→ WHAT TO WORK ON
State how many lines of the listing below include the word "PARK". Give only the number.

→ PROVIDED INFORMATION
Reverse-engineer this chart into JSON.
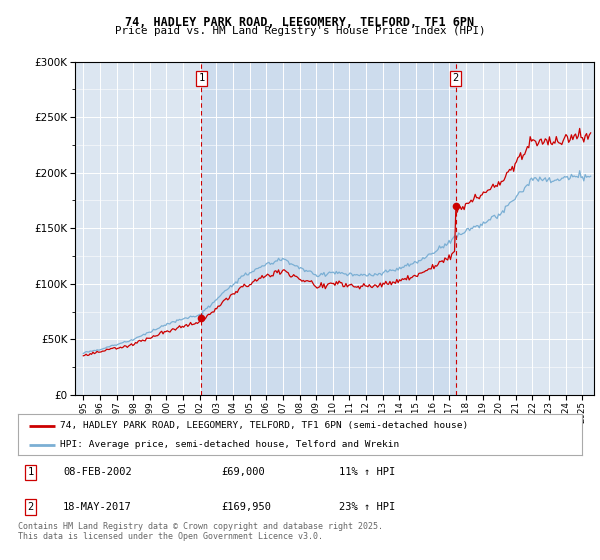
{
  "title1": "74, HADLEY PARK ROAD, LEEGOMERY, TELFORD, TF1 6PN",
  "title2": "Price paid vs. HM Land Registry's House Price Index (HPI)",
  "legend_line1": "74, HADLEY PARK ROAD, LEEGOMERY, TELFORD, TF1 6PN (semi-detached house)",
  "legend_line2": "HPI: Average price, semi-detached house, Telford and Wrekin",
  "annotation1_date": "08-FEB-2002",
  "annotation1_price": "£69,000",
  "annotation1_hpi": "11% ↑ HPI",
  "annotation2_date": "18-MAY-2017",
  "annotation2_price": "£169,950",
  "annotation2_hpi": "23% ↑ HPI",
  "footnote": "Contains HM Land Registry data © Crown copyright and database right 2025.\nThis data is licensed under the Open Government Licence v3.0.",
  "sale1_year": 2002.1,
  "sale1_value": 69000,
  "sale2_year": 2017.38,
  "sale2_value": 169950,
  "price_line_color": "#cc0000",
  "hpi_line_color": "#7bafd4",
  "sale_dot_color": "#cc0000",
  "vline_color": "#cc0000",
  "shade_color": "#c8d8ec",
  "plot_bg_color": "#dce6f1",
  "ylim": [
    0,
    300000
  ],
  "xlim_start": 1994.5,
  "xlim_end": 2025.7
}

→ EXERCISE OUTPUT
2